[Job]: Determine which lines of the records include the word "quasars", and copy them.

Records excerpted from a collection
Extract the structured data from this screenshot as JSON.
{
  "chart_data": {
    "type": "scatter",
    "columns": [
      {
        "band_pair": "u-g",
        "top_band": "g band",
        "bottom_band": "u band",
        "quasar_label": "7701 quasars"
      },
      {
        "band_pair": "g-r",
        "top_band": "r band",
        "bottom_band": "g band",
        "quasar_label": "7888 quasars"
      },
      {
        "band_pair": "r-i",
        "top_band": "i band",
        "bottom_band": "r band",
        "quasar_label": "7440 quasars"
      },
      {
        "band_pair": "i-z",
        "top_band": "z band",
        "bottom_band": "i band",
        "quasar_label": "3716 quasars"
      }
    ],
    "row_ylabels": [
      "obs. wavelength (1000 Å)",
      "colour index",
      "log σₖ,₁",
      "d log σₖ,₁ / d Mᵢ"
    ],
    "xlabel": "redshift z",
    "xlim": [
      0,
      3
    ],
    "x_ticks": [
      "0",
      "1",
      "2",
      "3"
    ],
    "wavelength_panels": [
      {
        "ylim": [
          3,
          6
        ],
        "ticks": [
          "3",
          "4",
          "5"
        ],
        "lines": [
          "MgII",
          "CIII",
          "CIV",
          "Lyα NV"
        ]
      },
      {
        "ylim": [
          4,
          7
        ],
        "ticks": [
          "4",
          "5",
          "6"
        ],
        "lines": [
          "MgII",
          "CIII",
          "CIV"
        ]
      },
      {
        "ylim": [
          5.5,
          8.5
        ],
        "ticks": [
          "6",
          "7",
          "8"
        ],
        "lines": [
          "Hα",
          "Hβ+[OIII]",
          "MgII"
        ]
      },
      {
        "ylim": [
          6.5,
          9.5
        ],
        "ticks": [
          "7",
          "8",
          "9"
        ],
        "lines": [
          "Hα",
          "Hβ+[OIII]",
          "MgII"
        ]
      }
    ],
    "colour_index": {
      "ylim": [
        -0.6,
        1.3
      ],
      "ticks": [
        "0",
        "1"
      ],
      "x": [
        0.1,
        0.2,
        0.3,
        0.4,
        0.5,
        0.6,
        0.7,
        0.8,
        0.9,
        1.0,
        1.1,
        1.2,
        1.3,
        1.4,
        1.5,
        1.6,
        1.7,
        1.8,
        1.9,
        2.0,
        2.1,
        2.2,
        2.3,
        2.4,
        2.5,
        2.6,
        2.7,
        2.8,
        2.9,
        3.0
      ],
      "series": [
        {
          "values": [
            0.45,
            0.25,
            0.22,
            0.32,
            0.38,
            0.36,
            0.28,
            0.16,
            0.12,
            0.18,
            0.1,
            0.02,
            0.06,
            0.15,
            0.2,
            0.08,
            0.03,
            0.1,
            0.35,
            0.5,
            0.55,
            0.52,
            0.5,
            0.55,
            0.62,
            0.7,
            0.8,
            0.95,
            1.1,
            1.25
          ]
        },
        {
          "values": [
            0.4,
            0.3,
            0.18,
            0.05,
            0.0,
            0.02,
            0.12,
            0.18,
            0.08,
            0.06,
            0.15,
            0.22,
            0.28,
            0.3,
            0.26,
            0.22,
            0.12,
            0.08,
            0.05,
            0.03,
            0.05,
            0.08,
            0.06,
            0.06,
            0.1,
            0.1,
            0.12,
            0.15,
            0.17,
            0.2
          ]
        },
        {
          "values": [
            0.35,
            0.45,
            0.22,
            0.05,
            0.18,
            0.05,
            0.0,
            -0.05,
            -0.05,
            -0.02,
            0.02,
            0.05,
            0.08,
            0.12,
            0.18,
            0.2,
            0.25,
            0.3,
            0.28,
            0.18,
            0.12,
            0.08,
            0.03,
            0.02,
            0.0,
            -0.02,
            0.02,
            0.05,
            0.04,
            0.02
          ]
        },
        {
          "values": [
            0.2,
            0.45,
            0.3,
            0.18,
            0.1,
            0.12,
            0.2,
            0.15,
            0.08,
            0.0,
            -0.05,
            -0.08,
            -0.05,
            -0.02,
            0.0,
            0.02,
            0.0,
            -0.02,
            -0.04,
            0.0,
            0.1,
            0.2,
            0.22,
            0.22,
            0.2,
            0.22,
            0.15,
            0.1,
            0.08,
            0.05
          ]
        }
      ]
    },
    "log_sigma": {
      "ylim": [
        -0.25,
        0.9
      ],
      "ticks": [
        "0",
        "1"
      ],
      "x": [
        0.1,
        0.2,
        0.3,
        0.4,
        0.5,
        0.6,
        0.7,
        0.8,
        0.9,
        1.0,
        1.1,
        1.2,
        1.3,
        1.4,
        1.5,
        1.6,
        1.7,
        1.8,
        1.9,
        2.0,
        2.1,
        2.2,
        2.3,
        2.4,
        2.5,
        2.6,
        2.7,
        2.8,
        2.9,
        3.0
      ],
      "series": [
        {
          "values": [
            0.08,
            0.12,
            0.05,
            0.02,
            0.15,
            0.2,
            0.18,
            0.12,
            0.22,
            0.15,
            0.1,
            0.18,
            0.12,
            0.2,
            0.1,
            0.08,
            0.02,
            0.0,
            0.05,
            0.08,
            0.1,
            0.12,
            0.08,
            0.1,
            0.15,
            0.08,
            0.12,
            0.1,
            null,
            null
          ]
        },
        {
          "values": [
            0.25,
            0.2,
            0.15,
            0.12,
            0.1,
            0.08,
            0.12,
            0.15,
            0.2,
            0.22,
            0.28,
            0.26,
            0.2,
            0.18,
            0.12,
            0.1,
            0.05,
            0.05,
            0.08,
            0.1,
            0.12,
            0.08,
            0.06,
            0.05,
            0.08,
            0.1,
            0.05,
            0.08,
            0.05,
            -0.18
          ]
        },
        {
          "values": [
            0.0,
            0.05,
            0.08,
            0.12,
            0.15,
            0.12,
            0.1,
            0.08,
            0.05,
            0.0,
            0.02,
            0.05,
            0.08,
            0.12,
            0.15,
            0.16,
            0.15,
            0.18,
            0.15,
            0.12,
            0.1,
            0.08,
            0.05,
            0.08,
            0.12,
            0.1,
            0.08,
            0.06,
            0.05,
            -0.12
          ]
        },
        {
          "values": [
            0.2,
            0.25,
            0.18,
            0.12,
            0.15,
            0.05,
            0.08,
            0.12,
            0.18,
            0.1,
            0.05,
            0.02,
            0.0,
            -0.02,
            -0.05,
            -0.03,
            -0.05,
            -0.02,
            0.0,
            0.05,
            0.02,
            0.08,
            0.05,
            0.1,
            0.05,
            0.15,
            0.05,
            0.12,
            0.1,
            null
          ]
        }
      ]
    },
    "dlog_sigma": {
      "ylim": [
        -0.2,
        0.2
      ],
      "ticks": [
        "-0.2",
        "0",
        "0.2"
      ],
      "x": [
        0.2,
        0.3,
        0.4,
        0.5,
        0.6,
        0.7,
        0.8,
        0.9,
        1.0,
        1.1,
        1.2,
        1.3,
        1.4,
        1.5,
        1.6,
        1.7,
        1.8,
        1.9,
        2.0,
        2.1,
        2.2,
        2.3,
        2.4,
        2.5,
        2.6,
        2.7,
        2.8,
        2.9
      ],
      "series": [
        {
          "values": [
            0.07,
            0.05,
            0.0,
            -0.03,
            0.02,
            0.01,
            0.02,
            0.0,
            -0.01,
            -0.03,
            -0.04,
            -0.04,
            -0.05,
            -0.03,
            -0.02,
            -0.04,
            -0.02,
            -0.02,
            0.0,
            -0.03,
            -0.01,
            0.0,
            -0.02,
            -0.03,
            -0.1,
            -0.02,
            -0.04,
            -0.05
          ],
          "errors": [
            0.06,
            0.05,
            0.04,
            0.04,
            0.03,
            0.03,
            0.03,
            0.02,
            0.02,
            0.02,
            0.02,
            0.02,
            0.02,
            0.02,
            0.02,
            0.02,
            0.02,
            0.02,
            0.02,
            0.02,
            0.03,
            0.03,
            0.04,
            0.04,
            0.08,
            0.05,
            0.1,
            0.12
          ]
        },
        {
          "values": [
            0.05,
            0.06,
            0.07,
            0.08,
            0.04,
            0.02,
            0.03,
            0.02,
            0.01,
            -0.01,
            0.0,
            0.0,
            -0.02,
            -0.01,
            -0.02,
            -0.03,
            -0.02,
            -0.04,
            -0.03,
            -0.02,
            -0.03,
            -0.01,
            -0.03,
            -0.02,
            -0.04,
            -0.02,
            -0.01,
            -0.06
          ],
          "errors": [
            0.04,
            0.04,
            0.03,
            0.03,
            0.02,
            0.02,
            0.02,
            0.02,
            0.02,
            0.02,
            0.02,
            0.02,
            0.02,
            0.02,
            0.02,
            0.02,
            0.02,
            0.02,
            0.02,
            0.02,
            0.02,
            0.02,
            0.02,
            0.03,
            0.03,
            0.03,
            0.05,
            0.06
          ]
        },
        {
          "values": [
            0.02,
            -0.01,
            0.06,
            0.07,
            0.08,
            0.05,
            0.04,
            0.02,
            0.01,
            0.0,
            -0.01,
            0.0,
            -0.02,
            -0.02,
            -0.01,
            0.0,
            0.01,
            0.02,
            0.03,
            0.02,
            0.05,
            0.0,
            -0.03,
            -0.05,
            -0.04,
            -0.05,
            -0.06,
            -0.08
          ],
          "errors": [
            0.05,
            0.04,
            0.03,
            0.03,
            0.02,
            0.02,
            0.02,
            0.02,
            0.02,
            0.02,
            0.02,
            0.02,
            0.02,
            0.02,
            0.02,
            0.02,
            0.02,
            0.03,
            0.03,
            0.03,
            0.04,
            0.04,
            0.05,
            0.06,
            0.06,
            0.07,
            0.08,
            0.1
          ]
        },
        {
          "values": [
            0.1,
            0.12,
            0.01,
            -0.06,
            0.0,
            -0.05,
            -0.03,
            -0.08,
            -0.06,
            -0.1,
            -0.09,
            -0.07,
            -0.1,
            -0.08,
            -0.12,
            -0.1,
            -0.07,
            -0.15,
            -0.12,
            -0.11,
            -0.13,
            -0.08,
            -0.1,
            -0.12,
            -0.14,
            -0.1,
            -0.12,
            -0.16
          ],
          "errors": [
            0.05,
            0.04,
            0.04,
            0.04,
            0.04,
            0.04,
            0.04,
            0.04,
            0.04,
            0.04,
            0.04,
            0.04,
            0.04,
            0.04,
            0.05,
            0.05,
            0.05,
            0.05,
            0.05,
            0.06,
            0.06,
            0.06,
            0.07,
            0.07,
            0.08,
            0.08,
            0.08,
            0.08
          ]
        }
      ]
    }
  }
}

[Full answer]:
        "quasar_label": "7701 quasars"
        "quasar_label": "7888 quasars"
        "quasar_label": "7440 quasars"
        "quasar_label": "3716 quasars"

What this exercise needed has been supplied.